Directive: All of the records below should be output exactly.

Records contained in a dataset
--------------------------------
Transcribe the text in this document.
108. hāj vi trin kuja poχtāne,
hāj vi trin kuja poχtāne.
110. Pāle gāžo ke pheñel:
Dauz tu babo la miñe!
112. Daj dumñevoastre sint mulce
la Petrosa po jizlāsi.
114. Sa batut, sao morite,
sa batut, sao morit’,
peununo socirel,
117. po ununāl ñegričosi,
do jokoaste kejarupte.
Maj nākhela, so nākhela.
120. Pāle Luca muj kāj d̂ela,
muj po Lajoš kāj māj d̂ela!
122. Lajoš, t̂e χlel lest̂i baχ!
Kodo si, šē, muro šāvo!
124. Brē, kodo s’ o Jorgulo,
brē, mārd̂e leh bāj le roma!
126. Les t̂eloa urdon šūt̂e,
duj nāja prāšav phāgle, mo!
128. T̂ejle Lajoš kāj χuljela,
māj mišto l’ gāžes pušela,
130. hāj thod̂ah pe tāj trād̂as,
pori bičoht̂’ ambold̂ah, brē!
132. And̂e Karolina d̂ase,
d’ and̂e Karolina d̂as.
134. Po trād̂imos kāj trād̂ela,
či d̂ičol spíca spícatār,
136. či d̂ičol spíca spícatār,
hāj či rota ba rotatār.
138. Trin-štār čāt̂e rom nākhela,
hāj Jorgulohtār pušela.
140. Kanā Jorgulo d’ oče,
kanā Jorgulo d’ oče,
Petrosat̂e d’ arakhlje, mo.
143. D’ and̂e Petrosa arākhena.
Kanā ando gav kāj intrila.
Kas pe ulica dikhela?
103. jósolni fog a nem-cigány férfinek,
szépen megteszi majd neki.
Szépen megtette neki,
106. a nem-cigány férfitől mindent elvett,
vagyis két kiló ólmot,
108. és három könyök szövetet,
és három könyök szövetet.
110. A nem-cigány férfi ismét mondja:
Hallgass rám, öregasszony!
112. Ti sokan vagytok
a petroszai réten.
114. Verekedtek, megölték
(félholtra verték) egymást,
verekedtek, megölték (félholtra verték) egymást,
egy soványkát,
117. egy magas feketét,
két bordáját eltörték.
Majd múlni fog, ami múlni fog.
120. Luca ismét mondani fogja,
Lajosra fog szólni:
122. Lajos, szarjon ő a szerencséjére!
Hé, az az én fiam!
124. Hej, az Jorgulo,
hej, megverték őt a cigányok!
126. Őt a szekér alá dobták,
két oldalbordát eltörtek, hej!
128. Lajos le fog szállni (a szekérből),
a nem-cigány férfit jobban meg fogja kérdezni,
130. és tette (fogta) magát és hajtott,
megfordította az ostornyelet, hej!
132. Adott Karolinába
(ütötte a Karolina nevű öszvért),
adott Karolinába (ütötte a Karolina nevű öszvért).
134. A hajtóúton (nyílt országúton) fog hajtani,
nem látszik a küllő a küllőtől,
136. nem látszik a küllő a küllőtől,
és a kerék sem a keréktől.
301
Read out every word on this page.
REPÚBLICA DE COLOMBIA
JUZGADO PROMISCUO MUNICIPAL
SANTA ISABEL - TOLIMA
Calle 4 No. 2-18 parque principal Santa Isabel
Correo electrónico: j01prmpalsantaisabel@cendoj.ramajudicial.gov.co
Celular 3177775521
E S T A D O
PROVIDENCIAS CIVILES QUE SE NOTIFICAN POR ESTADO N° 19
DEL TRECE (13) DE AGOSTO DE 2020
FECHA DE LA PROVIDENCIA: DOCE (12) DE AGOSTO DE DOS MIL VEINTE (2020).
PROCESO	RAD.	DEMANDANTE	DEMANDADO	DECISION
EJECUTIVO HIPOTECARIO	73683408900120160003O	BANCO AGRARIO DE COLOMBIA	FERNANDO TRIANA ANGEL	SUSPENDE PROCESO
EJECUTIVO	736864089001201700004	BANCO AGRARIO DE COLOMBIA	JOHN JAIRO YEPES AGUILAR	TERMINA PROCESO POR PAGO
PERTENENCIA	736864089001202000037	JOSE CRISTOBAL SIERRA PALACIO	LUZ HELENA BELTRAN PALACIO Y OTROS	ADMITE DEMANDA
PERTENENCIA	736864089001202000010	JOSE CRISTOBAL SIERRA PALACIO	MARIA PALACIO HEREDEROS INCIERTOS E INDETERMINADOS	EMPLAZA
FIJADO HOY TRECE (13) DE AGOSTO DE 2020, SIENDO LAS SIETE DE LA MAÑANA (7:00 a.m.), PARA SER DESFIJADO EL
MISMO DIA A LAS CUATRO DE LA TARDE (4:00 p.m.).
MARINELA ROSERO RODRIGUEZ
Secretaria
--------------------------------
Final result:
Transcribe the text in this document.
108. hāj vi trin kuja poχtāne,
hāj vi trin kuja poχtāne.
110. Pāle gāžo ke pheñel:
Dauz tu babo la miñe!
112. Daj dumñevoastre sint mulce
la Petrosa po jizlāsi.
114. Sa batut, sao morite,
sa batut, sao morit’,
peununo socirel,
117. po ununāl ñegričosi,
do jokoaste kejarupte.
Maj nākhela, so nākhela.
120. Pāle Luca muj kāj d̂ela,
muj po Lajoš kāj māj d̂ela!
122. Lajoš, t̂e χlel lest̂i baχ!
Kodo si, šē, muro šāvo!
124. Brē, kodo s’ o Jorgulo,
brē, mārd̂e leh bāj le roma!
126. Les t̂eloa urdon šūt̂e,
duj nāja prāšav phāgle, mo!
128. T̂ejle Lajoš kāj χuljela,
māj mišto l’ gāžes pušela,
130. hāj thod̂ah pe tāj trād̂as,
pori bičoht̂’ ambold̂ah, brē!
132. And̂e Karolina d̂ase,
d’ and̂e Karolina d̂as.
134. Po trād̂imos kāj trād̂ela,
či d̂ičol spíca spícatār,
136. či d̂ičol spíca spícatār,
hāj či rota ba rotatār.
138. Trin-štār čāt̂e rom nākhela,
hāj Jorgulohtār pušela.
140. Kanā Jorgulo d’ oče,
kanā Jorgulo d’ oče,
Petrosat̂e d’ arakhlje, mo.
143. D’ and̂e Petrosa arākhena.
Kanā ando gav kāj intrila.
Kas pe ulica dikhela?
103. jósolni fog a nem-cigány férfinek,
szépen megteszi majd neki.
Szépen megtette neki,
106. a nem-cigány férfitől mindent elvett,
vagyis két kiló ólmot,
108. és három könyök szövetet,
és három könyök szövetet.
110. A nem-cigány férfi ismét mondja:
Hallgass rám, öregasszony!
112. Ti sokan vagytok
a petroszai réten.
114. Verekedtek, megölték
(félholtra verték) egymást,
verekedtek, megölték (félholtra verték) egymást,
egy soványkát,
117. egy magas feketét,
két bordáját eltörték.
Majd múlni fog, ami múlni fog.
120. Luca ismét mondani fogja,
Lajosra fog szólni:
122. Lajos, szarjon ő a szerencséjére!
Hé, az az én fiam!
124. Hej, az Jorgulo,
hej, megverték őt a cigányok!
126. Őt a szekér alá dobták,
két oldalbordát eltörtek, hej!
128. Lajos le fog szállni (a szekérből),
a nem-cigány férfit jobban meg fogja kérdezni,
130. és tette (fogta) magát és hajtott,
megfordította az ostornyelet, hej!
132. Adott Karolinába
(ütötte a Karolina nevű öszvért),
adott Karolinába (ütötte a Karolina nevű öszvért).
134. A hajtóúton (nyílt országúton) fog hajtani,
nem látszik a küllő a küllőtől,
136. nem látszik a küllő a küllőtől,
és a kerék sem a keréktől.
301
Read out every word on this page.
REPÚBLICA DE COLOMBIA
JUZGADO PROMISCUO MUNICIPAL
SANTA ISABEL - TOLIMA
Calle 4 No. 2-18 parque principal Santa Isabel
Correo electrónico: j01prmpalsantaisabel@cendoj.ramajudicial.gov.co
Celular 3177775521
E S T A D O
PROVIDENCIAS CIVILES QUE SE NOTIFICAN POR ESTADO N° 19
DEL TRECE (13) DE AGOSTO DE 2020
FECHA DE LA PROVIDENCIA: DOCE (12) DE AGOSTO DE DOS MIL VEINTE (2020).
PROCESO	RAD.	DEMANDANTE	DEMANDADO	DECISION
EJECUTIVO HIPOTECARIO	73683408900120160003O	BANCO AGRARIO DE COLOMBIA	FERNANDO TRIANA ANGEL	SUSPENDE PROCESO
EJECUTIVO	736864089001201700004	BANCO AGRARIO DE COLOMBIA	JOHN JAIRO YEPES AGUILAR	TERMINA PROCESO POR PAGO
PERTENENCIA	736864089001202000037	JOSE CRISTOBAL SIERRA PALACIO	LUZ HELENA BELTRAN PALACIO Y OTROS	ADMITE DEMANDA
PERTENENCIA	736864089001202000010	JOSE CRISTOBAL SIERRA PALACIO	MARIA PALACIO HEREDEROS INCIERTOS E INDETERMINADOS	EMPLAZA
FIJADO HOY TRECE (13) DE AGOSTO DE 2020, SIENDO LAS SIETE DE LA MAÑANA (7:00 a.m.), PARA SER DESFIJADO EL
MISMO DIA A LAS CUATRO DE LA TARDE (4:00 p.m.).
MARINELA ROSERO RODRIGUEZ
Secretaria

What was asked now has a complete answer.